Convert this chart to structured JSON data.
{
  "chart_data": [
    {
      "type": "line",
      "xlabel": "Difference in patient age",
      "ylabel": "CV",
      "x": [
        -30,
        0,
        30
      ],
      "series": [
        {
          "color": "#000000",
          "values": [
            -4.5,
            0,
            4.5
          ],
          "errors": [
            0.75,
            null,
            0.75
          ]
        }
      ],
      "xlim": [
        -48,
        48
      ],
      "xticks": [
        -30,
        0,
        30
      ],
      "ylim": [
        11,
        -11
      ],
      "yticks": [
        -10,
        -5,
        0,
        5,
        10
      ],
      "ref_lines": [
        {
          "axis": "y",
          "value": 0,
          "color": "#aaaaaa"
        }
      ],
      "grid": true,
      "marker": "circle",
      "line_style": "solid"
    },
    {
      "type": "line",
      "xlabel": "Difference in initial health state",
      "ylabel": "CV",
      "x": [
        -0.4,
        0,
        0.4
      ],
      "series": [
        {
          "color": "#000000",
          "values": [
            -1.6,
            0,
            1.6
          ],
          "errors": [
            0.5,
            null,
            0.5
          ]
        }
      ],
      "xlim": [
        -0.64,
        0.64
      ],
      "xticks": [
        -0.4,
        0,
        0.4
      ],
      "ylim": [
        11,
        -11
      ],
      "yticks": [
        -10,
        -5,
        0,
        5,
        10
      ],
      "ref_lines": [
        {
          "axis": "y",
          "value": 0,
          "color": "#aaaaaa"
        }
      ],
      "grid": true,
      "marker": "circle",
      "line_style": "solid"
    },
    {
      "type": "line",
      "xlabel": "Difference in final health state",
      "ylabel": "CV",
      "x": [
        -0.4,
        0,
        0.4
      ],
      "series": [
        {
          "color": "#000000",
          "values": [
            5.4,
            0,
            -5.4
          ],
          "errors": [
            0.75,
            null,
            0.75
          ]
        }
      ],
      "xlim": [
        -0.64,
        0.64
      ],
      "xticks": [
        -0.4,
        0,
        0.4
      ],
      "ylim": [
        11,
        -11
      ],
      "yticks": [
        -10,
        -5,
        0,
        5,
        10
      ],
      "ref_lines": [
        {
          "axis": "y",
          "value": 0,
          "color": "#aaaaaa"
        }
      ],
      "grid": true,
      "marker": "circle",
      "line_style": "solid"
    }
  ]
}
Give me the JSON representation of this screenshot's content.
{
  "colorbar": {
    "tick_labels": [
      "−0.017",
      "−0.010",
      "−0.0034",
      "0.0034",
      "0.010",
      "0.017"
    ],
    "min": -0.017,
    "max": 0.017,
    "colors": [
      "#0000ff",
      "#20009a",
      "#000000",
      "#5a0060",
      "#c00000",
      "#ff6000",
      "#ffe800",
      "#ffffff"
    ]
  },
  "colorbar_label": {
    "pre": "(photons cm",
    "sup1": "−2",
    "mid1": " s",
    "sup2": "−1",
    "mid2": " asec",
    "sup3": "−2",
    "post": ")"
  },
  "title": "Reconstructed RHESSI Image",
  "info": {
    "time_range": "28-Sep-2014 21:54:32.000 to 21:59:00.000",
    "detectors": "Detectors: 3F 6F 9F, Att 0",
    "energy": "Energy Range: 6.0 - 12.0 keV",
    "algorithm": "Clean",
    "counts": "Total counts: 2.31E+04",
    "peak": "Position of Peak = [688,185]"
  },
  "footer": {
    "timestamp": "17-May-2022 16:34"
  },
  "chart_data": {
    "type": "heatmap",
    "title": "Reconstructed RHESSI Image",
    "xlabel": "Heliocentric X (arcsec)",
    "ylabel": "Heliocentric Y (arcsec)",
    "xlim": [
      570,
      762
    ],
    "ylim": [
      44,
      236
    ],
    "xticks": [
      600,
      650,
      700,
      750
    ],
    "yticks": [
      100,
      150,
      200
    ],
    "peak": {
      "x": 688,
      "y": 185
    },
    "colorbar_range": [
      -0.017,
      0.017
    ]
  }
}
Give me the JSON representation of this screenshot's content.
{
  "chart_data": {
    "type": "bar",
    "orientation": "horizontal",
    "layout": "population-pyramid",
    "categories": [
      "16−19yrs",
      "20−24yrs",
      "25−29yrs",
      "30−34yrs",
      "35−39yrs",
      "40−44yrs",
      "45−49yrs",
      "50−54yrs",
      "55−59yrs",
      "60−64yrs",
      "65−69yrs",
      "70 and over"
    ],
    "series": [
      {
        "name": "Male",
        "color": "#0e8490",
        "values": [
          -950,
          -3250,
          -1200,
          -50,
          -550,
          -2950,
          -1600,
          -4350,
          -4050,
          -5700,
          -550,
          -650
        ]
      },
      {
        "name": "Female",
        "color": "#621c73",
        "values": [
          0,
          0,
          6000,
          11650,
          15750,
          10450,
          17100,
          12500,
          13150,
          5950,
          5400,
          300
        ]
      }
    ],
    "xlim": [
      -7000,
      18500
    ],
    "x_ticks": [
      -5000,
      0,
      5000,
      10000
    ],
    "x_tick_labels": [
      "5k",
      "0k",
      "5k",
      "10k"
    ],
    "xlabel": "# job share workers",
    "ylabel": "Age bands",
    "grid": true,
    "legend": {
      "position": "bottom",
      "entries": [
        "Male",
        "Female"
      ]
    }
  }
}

============================================================

■ EXERCISE
Write out every line of the records exactly.

■ RESULT OF THIS EXERCISE
Convert this chart to structured JSON data.
{
  "chart_data": [
    {
      "type": "line",
      "xlabel": "Difference in patient age",
      "ylabel": "CV",
      "x": [
        -30,
        0,
        30
      ],
      "series": [
        {
          "color": "#000000",
          "values": [
            -4.5,
            0,
            4.5
          ],
          "errors": [
            0.75,
            null,
            0.75
          ]
        }
      ],
      "xlim": [
        -48,
        48
      ],
      "xticks": [
        -30,
        0,
        30
      ],
      "ylim": [
        11,
        -11
      ],
      "yticks": [
        -10,
        -5,
        0,
        5,
        10
      ],
      "ref_lines": [
        {
          "axis": "y",
          "value": 0,
          "color": "#aaaaaa"
        }
      ],
      "grid": true,
      "marker": "circle",
      "line_style": "solid"
    },
    {
      "type": "line",
      "xlabel": "Difference in initial health state",
      "ylabel": "CV",
      "x": [
        -0.4,
        0,
        0.4
      ],
      "series": [
        {
          "color": "#000000",
          "values": [
            -1.6,
            0,
            1.6
          ],
          "errors": [
            0.5,
            null,
            0.5
          ]
        }
      ],
      "xlim": [
        -0.64,
        0.64
      ],
      "xticks": [
        -0.4,
        0,
        0.4
      ],
      "ylim": [
        11,
        -11
      ],
      "yticks": [
        -10,
        -5,
        0,
        5,
        10
      ],
      "ref_lines": [
        {
          "axis": "y",
          "value": 0,
          "color": "#aaaaaa"
        }
      ],
      "grid": true,
      "marker": "circle",
      "line_style": "solid"
    },
    {
      "type": "line",
      "xlabel": "Difference in final health state",
      "ylabel": "CV",
      "x": [
        -0.4,
        0,
        0.4
      ],
      "series": [
        {
          "color": "#000000",
          "values": [
            5.4,
            0,
            -5.4
          ],
          "errors": [
            0.75,
            null,
            0.75
          ]
        }
      ],
      "xlim": [
        -0.64,
        0.64
      ],
      "xticks": [
        -0.4,
        0,
        0.4
      ],
      "ylim": [
        11,
        -11
      ],
      "yticks": [
        -10,
        -5,
        0,
        5,
        10
      ],
      "ref_lines": [
        {
          "axis": "y",
          "value": 0,
          "color": "#aaaaaa"
        }
      ],
      "grid": true,
      "marker": "circle",
      "line_style": "solid"
    }
  ]
}
Give me the JSON representation of this screenshot's content.
{
  "colorbar": {
    "tick_labels": [
      "−0.017",
      "−0.010",
      "−0.0034",
      "0.0034",
      "0.010",
      "0.017"
    ],
    "min": -0.017,
    "max": 0.017,
    "colors": [
      "#0000ff",
      "#20009a",
      "#000000",
      "#5a0060",
      "#c00000",
      "#ff6000",
      "#ffe800",
      "#ffffff"
    ]
  },
  "colorbar_label": {
    "pre": "(photons cm",
    "sup1": "−2",
    "mid1": " s",
    "sup2": "−1",
    "mid2": " asec",
    "sup3": "−2",
    "post": ")"
  },
  "title": "Reconstructed RHESSI Image",
  "info": {
    "time_range": "28-Sep-2014 21:54:32.000 to 21:59:00.000",
    "detectors": "Detectors: 3F 6F 9F, Att 0",
    "energy": "Energy Range: 6.0 - 12.0 keV",
    "algorithm": "Clean",
    "counts": "Total counts: 2.31E+04",
    "peak": "Position of Peak = [688,185]"
  },
  "footer": {
    "timestamp": "17-May-2022 16:34"
  },
  "chart_data": {
    "type": "heatmap",
    "title": "Reconstructed RHESSI Image",
    "xlabel": "Heliocentric X (arcsec)",
    "ylabel": "Heliocentric Y (arcsec)",
    "xlim": [
      570,
      762
    ],
    "ylim": [
      44,
      236
    ],
    "xticks": [
      600,
      650,
      700,
      750
    ],
    "yticks": [
      100,
      150,
      200
    ],
    "peak": {
      "x": 688,
      "y": 185
    },
    "colorbar_range": [
      -0.017,
      0.017
    ]
  }
}
Give me the JSON representation of this screenshot's content.
{
  "chart_data": {
    "type": "bar",
    "orientation": "horizontal",
    "layout": "population-pyramid",
    "categories": [
      "16−19yrs",
      "20−24yrs",
      "25−29yrs",
      "30−34yrs",
      "35−39yrs",
      "40−44yrs",
      "45−49yrs",
      "50−54yrs",
      "55−59yrs",
      "60−64yrs",
      "65−69yrs",
      "70 and over"
    ],
    "series": [
      {
        "name": "Male",
        "color": "#0e8490",
        "values": [
          -950,
          -3250,
          -1200,
          -50,
          -550,
          -2950,
          -1600,
          -4350,
          -4050,
          -5700,
          -550,
          -650
        ]
      },
      {
        "name": "Female",
        "color": "#621c73",
        "values": [
          0,
          0,
          6000,
          11650,
          15750,
          10450,
          17100,
          12500,
          13150,
          5950,
          5400,
          300
        ]
      }
    ],
    "xlim": [
      -7000,
      18500
    ],
    "x_ticks": [
      -5000,
      0,
      5000,
      10000
    ],
    "x_tick_labels": [
      "5k",
      "0k",
      "5k",
      "10k"
    ],
    "xlabel": "# job share workers",
    "ylabel": "Age bands",
    "grid": true,
    "legend": {
      "position": "bottom",
      "entries": [
        "Male",
        "Female"
      ]
    }
  }
}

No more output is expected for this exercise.